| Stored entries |
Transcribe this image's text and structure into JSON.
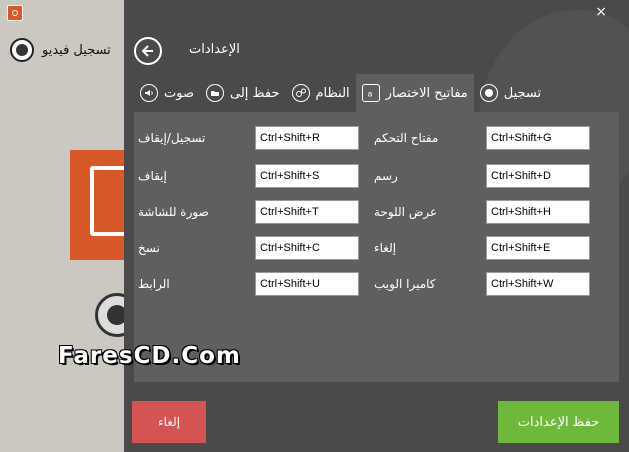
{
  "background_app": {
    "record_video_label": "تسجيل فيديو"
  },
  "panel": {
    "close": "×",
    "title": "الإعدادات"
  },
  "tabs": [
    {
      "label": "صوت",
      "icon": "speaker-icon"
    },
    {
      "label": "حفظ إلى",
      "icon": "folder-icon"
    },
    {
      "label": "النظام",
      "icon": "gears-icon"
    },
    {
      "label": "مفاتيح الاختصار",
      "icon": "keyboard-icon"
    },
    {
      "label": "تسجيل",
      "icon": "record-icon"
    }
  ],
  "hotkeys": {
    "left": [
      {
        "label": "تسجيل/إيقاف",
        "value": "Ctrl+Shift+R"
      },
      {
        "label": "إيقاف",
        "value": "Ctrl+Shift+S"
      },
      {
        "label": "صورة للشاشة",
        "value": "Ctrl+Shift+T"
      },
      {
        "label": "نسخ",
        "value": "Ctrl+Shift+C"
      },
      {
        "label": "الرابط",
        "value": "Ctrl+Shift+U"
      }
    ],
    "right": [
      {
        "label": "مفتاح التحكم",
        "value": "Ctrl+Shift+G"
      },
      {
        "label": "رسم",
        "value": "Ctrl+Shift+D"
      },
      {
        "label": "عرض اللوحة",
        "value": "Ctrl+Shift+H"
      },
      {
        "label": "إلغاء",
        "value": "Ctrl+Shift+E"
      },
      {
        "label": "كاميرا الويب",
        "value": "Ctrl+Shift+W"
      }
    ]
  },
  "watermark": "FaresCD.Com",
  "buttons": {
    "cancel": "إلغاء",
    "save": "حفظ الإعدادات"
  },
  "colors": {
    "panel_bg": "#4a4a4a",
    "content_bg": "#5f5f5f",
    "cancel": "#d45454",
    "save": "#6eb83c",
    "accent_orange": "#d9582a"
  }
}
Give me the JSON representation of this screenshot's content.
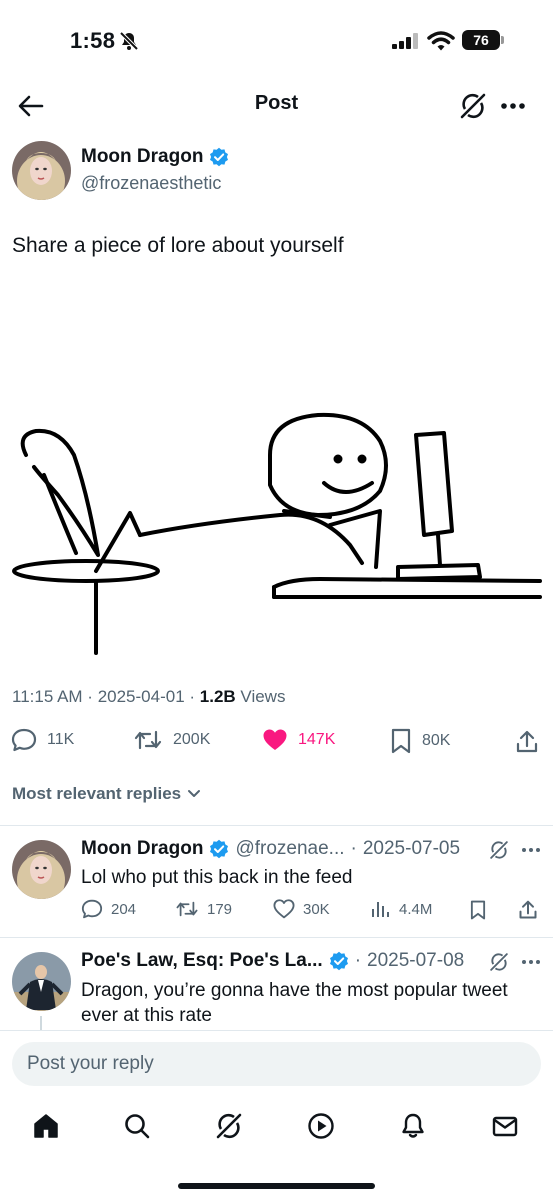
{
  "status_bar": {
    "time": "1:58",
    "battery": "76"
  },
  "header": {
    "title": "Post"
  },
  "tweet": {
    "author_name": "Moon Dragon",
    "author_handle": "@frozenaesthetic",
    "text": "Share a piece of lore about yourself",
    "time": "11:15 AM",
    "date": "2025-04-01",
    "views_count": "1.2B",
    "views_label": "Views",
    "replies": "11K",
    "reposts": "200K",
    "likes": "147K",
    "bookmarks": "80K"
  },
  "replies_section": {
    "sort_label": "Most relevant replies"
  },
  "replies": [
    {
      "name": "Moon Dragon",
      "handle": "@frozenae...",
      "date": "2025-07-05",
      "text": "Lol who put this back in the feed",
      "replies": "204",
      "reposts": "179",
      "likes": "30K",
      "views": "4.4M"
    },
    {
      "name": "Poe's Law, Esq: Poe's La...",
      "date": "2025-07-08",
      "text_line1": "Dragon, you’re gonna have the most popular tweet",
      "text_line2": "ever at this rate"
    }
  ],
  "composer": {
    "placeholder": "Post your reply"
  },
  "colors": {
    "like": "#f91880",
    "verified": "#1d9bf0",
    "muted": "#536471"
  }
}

| DIRECTIONS FOR THIS TASK |
Strip out the pictures and quote the remaining data word for word.

| EXPECTED ANSWER |
Transcribe this image's text and structure into JSON.
{
  "background_app": {
    "record_video_label": "تسجيل فيديو"
  },
  "panel": {
    "close": "×",
    "title": "الإعدادات"
  },
  "tabs": [
    {
      "label": "صوت",
      "icon": "speaker-icon"
    },
    {
      "label": "حفظ إلى",
      "icon": "folder-icon"
    },
    {
      "label": "النظام",
      "icon": "gears-icon"
    },
    {
      "label": "مفاتيح الاختصار",
      "icon": "keyboard-icon"
    },
    {
      "label": "تسجيل",
      "icon": "record-icon"
    }
  ],
  "hotkeys": {
    "left": [
      {
        "label": "تسجيل/إيقاف",
        "value": "Ctrl+Shift+R"
      },
      {
        "label": "إيقاف",
        "value": "Ctrl+Shift+S"
      },
      {
        "label": "صورة للشاشة",
        "value": "Ctrl+Shift+T"
      },
      {
        "label": "نسخ",
        "value": "Ctrl+Shift+C"
      },
      {
        "label": "الرابط",
        "value": "Ctrl+Shift+U"
      }
    ],
    "right": [
      {
        "label": "مفتاح التحكم",
        "value": "Ctrl+Shift+G"
      },
      {
        "label": "رسم",
        "value": "Ctrl+Shift+D"
      },
      {
        "label": "عرض اللوحة",
        "value": "Ctrl+Shift+H"
      },
      {
        "label": "إلغاء",
        "value": "Ctrl+Shift+E"
      },
      {
        "label": "كاميرا الويب",
        "value": "Ctrl+Shift+W"
      }
    ]
  },
  "watermark": "FaresCD.Com",
  "buttons": {
    "cancel": "إلغاء",
    "save": "حفظ الإعدادات"
  },
  "colors": {
    "panel_bg": "#4a4a4a",
    "content_bg": "#5f5f5f",
    "cancel": "#d45454",
    "save": "#6eb83c",
    "accent_orange": "#d9582a"
  }
}
Give me the JSON representation of this screenshot's content.
{
  "status_bar": {
    "time": "1:58",
    "battery": "76"
  },
  "header": {
    "title": "Post"
  },
  "tweet": {
    "author_name": "Moon Dragon",
    "author_handle": "@frozenaesthetic",
    "text": "Share a piece of lore about yourself",
    "time": "11:15 AM",
    "date": "2025-04-01",
    "views_count": "1.2B",
    "views_label": "Views",
    "replies": "11K",
    "reposts": "200K",
    "likes": "147K",
    "bookmarks": "80K"
  },
  "replies_section": {
    "sort_label": "Most relevant replies"
  },
  "replies": [
    {
      "name": "Moon Dragon",
      "handle": "@frozenae...",
      "date": "2025-07-05",
      "text": "Lol who put this back in the feed",
      "replies": "204",
      "reposts": "179",
      "likes": "30K",
      "views": "4.4M"
    },
    {
      "name": "Poe's Law, Esq: Poe's La...",
      "date": "2025-07-08",
      "text_line1": "Dragon, you’re gonna have the most popular tweet",
      "text_line2": "ever at this rate"
    }
  ],
  "composer": {
    "placeholder": "Post your reply"
  },
  "colors": {
    "like": "#f91880",
    "verified": "#1d9bf0",
    "muted": "#536471"
  }
}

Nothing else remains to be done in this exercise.